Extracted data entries
============

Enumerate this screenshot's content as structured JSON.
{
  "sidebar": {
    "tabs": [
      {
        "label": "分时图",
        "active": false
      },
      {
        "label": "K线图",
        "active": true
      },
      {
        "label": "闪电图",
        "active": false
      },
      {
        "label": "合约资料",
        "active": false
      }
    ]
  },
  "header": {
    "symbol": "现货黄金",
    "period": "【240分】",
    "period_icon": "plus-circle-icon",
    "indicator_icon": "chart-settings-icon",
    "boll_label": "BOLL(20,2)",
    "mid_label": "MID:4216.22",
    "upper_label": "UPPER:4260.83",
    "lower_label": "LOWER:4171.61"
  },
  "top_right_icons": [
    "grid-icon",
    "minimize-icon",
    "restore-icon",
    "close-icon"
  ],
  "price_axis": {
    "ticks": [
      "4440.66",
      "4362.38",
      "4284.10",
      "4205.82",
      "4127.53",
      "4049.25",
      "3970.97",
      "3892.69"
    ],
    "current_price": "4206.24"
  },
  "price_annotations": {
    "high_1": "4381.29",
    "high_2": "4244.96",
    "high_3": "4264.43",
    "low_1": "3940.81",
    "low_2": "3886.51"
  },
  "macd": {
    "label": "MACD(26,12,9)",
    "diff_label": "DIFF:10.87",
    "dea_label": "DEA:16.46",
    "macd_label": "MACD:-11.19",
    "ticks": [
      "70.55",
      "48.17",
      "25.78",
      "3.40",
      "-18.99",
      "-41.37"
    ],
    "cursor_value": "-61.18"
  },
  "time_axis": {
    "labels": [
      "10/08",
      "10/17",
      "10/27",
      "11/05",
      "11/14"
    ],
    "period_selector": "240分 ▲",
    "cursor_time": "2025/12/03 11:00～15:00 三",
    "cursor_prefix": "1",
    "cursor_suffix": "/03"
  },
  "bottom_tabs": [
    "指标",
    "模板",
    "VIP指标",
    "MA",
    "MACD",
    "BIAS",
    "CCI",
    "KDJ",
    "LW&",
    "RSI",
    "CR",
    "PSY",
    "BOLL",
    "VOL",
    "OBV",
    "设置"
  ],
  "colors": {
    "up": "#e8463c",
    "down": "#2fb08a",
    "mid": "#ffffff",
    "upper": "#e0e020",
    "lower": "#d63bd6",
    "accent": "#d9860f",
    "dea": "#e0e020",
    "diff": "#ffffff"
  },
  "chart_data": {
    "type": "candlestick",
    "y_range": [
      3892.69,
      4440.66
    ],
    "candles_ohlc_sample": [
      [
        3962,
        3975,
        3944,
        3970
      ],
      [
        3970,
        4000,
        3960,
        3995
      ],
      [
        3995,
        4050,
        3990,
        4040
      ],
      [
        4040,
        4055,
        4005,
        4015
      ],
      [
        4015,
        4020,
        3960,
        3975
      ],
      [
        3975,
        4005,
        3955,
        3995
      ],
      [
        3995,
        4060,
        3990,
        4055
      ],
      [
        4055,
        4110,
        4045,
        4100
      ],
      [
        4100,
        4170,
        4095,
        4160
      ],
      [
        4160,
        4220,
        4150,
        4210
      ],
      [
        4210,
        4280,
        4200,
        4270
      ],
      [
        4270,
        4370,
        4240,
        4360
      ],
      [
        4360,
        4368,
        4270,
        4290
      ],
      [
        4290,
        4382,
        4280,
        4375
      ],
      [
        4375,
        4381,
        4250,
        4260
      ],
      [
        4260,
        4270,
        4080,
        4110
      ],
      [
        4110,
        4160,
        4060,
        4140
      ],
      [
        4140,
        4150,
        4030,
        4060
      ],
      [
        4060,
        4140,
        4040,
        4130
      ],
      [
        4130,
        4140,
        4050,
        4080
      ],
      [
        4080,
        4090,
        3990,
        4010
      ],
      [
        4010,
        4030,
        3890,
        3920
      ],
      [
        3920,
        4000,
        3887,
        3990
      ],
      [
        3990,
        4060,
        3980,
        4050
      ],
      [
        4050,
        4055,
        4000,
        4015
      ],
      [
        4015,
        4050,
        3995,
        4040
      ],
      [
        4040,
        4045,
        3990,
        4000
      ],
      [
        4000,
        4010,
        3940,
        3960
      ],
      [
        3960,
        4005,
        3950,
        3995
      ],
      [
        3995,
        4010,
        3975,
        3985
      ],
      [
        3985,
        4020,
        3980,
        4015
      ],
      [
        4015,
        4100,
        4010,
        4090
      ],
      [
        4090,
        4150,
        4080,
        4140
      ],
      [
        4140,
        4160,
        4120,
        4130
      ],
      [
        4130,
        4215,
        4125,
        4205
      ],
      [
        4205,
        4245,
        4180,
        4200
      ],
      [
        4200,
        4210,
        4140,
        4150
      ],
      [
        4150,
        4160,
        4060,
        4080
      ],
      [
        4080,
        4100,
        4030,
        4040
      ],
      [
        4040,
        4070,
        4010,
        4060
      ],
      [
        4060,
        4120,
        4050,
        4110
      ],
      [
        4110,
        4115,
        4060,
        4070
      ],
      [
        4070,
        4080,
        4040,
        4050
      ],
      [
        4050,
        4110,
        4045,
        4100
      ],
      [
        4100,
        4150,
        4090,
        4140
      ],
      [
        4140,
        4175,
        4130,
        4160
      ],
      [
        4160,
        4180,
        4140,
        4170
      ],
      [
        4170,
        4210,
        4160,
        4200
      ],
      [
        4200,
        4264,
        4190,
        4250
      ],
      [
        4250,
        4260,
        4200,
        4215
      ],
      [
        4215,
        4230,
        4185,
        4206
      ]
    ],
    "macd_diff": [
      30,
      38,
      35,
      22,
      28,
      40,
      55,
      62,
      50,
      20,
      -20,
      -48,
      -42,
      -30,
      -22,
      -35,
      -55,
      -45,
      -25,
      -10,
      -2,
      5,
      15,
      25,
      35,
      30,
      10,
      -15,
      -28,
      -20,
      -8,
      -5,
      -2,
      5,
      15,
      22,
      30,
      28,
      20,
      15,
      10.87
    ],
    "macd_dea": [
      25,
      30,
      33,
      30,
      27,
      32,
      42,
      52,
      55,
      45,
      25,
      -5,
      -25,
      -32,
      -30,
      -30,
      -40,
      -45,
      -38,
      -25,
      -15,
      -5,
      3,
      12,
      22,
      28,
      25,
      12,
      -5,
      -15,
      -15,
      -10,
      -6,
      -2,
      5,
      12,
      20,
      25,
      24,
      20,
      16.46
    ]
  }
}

============

WRITTEN PROBLEM:
Transcribe every entry exactly.

CORRECT RESPONSE:
Enumerate this screenshot's content as structured JSON.
{
  "sidebar": {
    "tabs": [
      {
        "label": "分时图",
        "active": false
      },
      {
        "label": "K线图",
        "active": true
      },
      {
        "label": "闪电图",
        "active": false
      },
      {
        "label": "合约资料",
        "active": false
      }
    ]
  },
  "header": {
    "symbol": "现货黄金",
    "period": "【240分】",
    "period_icon": "plus-circle-icon",
    "indicator_icon": "chart-settings-icon",
    "boll_label": "BOLL(20,2)",
    "mid_label": "MID:4216.22",
    "upper_label": "UPPER:4260.83",
    "lower_label": "LOWER:4171.61"
  },
  "top_right_icons": [
    "grid-icon",
    "minimize-icon",
    "restore-icon",
    "close-icon"
  ],
  "price_axis": {
    "ticks": [
      "4440.66",
      "4362.38",
      "4284.10",
      "4205.82",
      "4127.53",
      "4049.25",
      "3970.97",
      "3892.69"
    ],
    "current_price": "4206.24"
  },
  "price_annotations": {
    "high_1": "4381.29",
    "high_2": "4244.96",
    "high_3": "4264.43",
    "low_1": "3940.81",
    "low_2": "3886.51"
  },
  "macd": {
    "label": "MACD(26,12,9)",
    "diff_label": "DIFF:10.87",
    "dea_label": "DEA:16.46",
    "macd_label": "MACD:-11.19",
    "ticks": [
      "70.55",
      "48.17",
      "25.78",
      "3.40",
      "-18.99",
      "-41.37"
    ],
    "cursor_value": "-61.18"
  },
  "time_axis": {
    "labels": [
      "10/08",
      "10/17",
      "10/27",
      "11/05",
      "11/14"
    ],
    "period_selector": "240分 ▲",
    "cursor_time": "2025/12/03 11:00～15:00 三",
    "cursor_prefix": "1",
    "cursor_suffix": "/03"
  },
  "bottom_tabs": [
    "指标",
    "模板",
    "VIP指标",
    "MA",
    "MACD",
    "BIAS",
    "CCI",
    "KDJ",
    "LW&",
    "RSI",
    "CR",
    "PSY",
    "BOLL",
    "VOL",
    "OBV",
    "设置"
  ],
  "colors": {
    "up": "#e8463c",
    "down": "#2fb08a",
    "mid": "#ffffff",
    "upper": "#e0e020",
    "lower": "#d63bd6",
    "accent": "#d9860f",
    "dea": "#e0e020",
    "diff": "#ffffff"
  },
  "chart_data": {
    "type": "candlestick",
    "y_range": [
      3892.69,
      4440.66
    ],
    "candles_ohlc_sample": [
      [
        3962,
        3975,
        3944,
        3970
      ],
      [
        3970,
        4000,
        3960,
        3995
      ],
      [
        3995,
        4050,
        3990,
        4040
      ],
      [
        4040,
        4055,
        4005,
        4015
      ],
      [
        4015,
        4020,
        3960,
        3975
      ],
      [
        3975,
        4005,
        3955,
        3995
      ],
      [
        3995,
        4060,
        3990,
        4055
      ],
      [
        4055,
        4110,
        4045,
        4100
      ],
      [
        4100,
        4170,
        4095,
        4160
      ],
      [
        4160,
        4220,
        4150,
        4210
      ],
      [
        4210,
        4280,
        4200,
        4270
      ],
      [
        4270,
        4370,
        4240,
        4360
      ],
      [
        4360,
        4368,
        4270,
        4290
      ],
      [
        4290,
        4382,
        4280,
        4375
      ],
      [
        4375,
        4381,
        4250,
        4260
      ],
      [
        4260,
        4270,
        4080,
        4110
      ],
      [
        4110,
        4160,
        4060,
        4140
      ],
      [
        4140,
        4150,
        4030,
        4060
      ],
      [
        4060,
        4140,
        4040,
        4130
      ],
      [
        4130,
        4140,
        4050,
        4080
      ],
      [
        4080,
        4090,
        3990,
        4010
      ],
      [
        4010,
        4030,
        3890,
        3920
      ],
      [
        3920,
        4000,
        3887,
        3990
      ],
      [
        3990,
        4060,
        3980,
        4050
      ],
      [
        4050,
        4055,
        4000,
        4015
      ],
      [
        4015,
        4050,
        3995,
        4040
      ],
      [
        4040,
        4045,
        3990,
        4000
      ],
      [
        4000,
        4010,
        3940,
        3960
      ],
      [
        3960,
        4005,
        3950,
        3995
      ],
      [
        3995,
        4010,
        3975,
        3985
      ],
      [
        3985,
        4020,
        3980,
        4015
      ],
      [
        4015,
        4100,
        4010,
        4090
      ],
      [
        4090,
        4150,
        4080,
        4140
      ],
      [
        4140,
        4160,
        4120,
        4130
      ],
      [
        4130,
        4215,
        4125,
        4205
      ],
      [
        4205,
        4245,
        4180,
        4200
      ],
      [
        4200,
        4210,
        4140,
        4150
      ],
      [
        4150,
        4160,
        4060,
        4080
      ],
      [
        4080,
        4100,
        4030,
        4040
      ],
      [
        4040,
        4070,
        4010,
        4060
      ],
      [
        4060,
        4120,
        4050,
        4110
      ],
      [
        4110,
        4115,
        4060,
        4070
      ],
      [
        4070,
        4080,
        4040,
        4050
      ],
      [
        4050,
        4110,
        4045,
        4100
      ],
      [
        4100,
        4150,
        4090,
        4140
      ],
      [
        4140,
        4175,
        4130,
        4160
      ],
      [
        4160,
        4180,
        4140,
        4170
      ],
      [
        4170,
        4210,
        4160,
        4200
      ],
      [
        4200,
        4264,
        4190,
        4250
      ],
      [
        4250,
        4260,
        4200,
        4215
      ],
      [
        4215,
        4230,
        4185,
        4206
      ]
    ],
    "macd_diff": [
      30,
      38,
      35,
      22,
      28,
      40,
      55,
      62,
      50,
      20,
      -20,
      -48,
      -42,
      -30,
      -22,
      -35,
      -55,
      -45,
      -25,
      -10,
      -2,
      5,
      15,
      25,
      35,
      30,
      10,
      -15,
      -28,
      -20,
      -8,
      -5,
      -2,
      5,
      15,
      22,
      30,
      28,
      20,
      15,
      10.87
    ],
    "macd_dea": [
      25,
      30,
      33,
      30,
      27,
      32,
      42,
      52,
      55,
      45,
      25,
      -5,
      -25,
      -32,
      -30,
      -30,
      -40,
      -45,
      -38,
      -25,
      -15,
      -5,
      3,
      12,
      22,
      28,
      25,
      12,
      -5,
      -15,
      -15,
      -10,
      -6,
      -2,
      5,
      12,
      20,
      25,
      24,
      20,
      16.46
    ]
  }
}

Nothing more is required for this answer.